EXERCISE DESCRIPTION:
Show every line of the records below that contains the word "Уютный".

Rows from a dataset:
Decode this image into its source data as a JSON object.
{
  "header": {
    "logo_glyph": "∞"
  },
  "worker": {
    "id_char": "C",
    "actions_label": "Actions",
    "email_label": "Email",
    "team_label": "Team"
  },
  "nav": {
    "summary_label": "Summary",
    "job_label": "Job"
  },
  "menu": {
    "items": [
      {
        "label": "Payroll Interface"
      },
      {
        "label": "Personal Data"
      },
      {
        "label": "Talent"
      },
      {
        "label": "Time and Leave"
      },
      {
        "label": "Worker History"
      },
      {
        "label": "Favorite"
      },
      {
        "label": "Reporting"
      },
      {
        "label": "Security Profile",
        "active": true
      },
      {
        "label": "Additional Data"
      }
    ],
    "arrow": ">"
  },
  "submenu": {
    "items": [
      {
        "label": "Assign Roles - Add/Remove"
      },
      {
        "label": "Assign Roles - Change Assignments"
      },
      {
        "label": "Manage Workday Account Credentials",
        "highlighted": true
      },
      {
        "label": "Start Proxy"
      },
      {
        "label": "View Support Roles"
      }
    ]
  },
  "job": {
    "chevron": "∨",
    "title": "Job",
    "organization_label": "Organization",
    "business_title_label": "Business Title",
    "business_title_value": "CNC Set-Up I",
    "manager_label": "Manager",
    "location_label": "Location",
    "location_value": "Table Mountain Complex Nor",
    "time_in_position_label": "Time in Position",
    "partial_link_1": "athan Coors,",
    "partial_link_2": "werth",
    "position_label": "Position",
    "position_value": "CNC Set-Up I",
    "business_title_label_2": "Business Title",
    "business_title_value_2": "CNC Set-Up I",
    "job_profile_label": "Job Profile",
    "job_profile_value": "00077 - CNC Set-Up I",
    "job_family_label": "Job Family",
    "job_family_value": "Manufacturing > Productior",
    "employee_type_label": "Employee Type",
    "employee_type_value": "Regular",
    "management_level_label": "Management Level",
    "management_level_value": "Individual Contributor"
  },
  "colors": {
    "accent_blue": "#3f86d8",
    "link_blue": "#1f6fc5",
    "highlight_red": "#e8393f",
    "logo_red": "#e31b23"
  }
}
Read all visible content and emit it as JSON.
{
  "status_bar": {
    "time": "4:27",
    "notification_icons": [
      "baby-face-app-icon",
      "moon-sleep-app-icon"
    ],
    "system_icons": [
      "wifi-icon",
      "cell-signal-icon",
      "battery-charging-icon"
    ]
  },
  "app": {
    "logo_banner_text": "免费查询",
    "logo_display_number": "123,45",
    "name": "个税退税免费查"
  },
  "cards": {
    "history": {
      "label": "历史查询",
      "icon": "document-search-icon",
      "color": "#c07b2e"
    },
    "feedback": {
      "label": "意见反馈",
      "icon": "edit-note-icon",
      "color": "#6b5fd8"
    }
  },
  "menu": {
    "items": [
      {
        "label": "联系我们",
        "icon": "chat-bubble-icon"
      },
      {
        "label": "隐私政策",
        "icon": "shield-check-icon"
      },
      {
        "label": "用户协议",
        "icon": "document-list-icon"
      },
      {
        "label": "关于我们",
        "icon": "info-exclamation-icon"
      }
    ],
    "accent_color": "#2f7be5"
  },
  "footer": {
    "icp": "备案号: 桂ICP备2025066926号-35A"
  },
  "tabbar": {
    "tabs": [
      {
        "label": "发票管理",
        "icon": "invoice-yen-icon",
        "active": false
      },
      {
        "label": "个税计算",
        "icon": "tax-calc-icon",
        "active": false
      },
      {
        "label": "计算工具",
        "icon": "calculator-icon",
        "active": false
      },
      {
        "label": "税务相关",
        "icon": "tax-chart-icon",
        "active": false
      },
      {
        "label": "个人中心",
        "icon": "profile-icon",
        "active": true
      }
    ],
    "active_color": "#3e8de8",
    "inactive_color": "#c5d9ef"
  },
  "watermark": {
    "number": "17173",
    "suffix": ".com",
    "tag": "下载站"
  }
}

---

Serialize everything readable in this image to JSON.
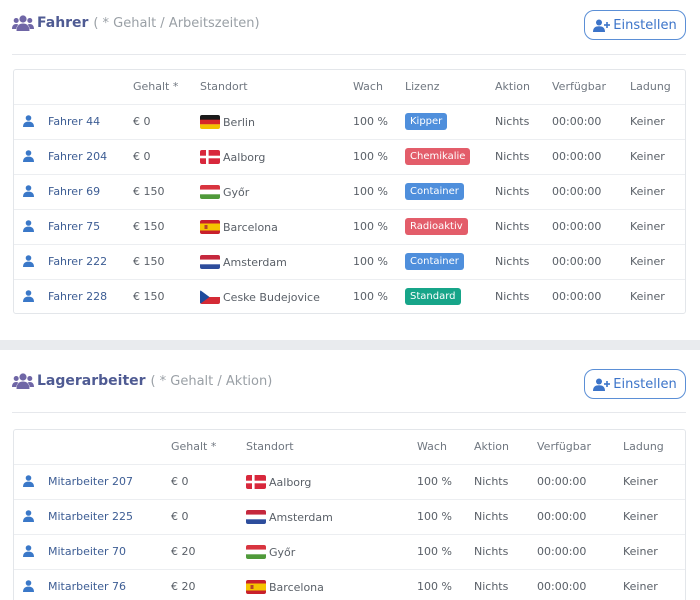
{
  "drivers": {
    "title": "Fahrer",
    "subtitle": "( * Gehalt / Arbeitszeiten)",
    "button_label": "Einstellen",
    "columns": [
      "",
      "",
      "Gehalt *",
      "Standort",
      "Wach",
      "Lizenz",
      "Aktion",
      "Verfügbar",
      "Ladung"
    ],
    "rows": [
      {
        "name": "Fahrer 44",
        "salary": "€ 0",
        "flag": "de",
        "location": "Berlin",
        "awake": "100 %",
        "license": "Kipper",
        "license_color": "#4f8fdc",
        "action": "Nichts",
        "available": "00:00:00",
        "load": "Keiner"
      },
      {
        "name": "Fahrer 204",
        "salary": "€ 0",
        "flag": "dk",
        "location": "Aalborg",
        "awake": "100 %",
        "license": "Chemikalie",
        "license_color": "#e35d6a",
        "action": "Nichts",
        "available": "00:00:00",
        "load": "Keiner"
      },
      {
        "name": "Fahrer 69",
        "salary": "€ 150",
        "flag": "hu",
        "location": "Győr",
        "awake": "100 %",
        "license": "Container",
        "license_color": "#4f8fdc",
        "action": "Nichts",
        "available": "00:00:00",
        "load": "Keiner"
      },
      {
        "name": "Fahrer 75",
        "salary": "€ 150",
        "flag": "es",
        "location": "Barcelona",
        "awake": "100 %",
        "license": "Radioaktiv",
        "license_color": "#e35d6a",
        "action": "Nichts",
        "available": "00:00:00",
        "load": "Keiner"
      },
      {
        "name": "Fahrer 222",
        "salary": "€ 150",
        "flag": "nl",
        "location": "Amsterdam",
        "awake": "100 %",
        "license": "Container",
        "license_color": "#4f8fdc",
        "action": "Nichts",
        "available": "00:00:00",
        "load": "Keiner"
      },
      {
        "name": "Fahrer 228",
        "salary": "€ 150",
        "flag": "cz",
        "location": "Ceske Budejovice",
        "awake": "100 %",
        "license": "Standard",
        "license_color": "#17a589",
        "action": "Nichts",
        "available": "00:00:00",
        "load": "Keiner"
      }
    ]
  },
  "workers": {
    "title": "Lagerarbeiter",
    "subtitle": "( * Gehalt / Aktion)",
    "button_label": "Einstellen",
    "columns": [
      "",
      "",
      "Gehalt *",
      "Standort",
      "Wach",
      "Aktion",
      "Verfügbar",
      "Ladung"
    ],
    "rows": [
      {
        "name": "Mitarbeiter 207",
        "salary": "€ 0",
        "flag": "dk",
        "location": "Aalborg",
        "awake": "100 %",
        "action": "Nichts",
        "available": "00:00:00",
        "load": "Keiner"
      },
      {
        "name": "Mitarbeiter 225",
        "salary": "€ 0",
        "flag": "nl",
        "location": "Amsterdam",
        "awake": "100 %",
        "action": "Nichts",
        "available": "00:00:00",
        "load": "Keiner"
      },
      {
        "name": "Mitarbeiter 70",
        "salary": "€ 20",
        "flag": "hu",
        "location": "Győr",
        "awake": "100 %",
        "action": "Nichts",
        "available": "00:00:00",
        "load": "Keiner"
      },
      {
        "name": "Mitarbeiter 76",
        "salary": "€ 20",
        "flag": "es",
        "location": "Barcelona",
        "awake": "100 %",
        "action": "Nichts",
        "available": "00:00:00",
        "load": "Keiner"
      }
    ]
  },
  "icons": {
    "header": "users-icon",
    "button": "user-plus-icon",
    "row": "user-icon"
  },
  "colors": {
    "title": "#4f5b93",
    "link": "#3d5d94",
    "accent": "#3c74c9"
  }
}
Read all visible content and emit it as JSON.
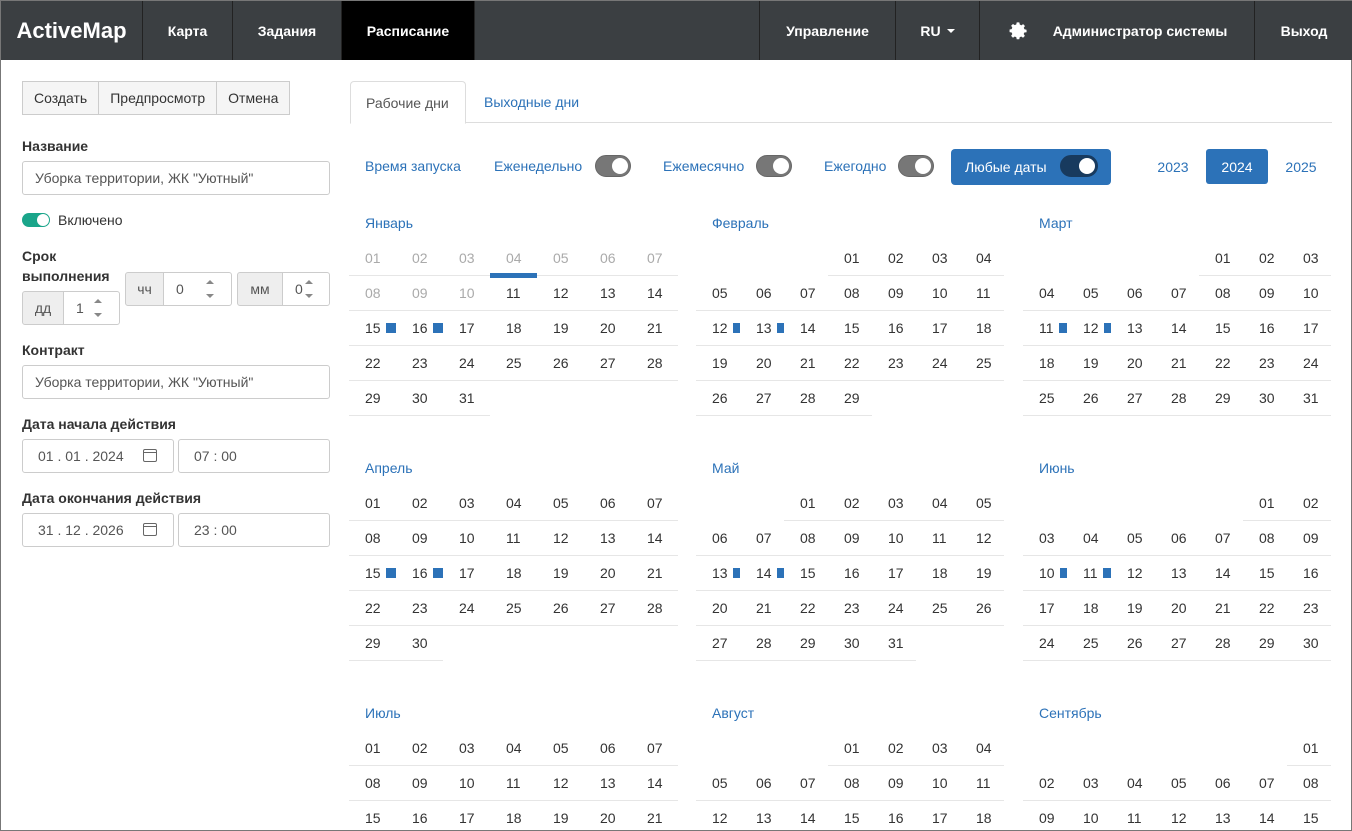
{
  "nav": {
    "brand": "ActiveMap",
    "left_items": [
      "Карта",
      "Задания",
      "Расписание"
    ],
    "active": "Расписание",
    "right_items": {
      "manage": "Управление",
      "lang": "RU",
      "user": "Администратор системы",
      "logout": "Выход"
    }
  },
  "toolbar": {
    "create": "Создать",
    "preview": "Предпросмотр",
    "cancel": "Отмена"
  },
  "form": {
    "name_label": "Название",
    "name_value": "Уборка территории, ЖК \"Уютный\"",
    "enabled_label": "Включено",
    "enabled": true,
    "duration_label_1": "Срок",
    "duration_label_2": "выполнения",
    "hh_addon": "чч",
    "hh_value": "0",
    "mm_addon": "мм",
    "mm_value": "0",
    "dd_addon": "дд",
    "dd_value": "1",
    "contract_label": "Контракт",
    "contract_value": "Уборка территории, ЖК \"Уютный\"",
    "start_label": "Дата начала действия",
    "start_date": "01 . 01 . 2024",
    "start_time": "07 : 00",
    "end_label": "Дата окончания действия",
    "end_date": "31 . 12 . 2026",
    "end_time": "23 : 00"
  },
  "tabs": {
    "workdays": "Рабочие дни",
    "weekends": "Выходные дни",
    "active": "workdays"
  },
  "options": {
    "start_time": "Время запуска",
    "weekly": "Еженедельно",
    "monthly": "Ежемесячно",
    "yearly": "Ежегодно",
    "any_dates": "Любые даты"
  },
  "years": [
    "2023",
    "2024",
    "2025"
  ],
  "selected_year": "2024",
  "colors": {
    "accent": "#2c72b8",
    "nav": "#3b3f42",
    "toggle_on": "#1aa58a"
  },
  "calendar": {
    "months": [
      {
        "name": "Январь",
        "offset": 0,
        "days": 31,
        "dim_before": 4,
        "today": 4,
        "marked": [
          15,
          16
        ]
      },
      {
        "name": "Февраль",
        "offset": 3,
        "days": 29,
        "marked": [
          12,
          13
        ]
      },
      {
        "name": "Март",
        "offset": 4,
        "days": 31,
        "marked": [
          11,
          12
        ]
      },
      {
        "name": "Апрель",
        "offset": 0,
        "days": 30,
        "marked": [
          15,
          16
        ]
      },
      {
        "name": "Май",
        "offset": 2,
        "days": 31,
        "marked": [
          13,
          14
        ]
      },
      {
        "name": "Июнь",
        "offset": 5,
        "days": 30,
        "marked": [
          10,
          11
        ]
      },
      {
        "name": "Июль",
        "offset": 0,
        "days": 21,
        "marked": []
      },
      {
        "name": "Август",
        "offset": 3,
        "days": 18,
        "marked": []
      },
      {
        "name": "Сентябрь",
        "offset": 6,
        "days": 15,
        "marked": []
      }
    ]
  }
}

EXERCISE SOLUTION:
    "name_value": "Уборка территории, ЖК \"Уютный\"",
    "contract_value": "Уборка территории, ЖК \"Уютный\"",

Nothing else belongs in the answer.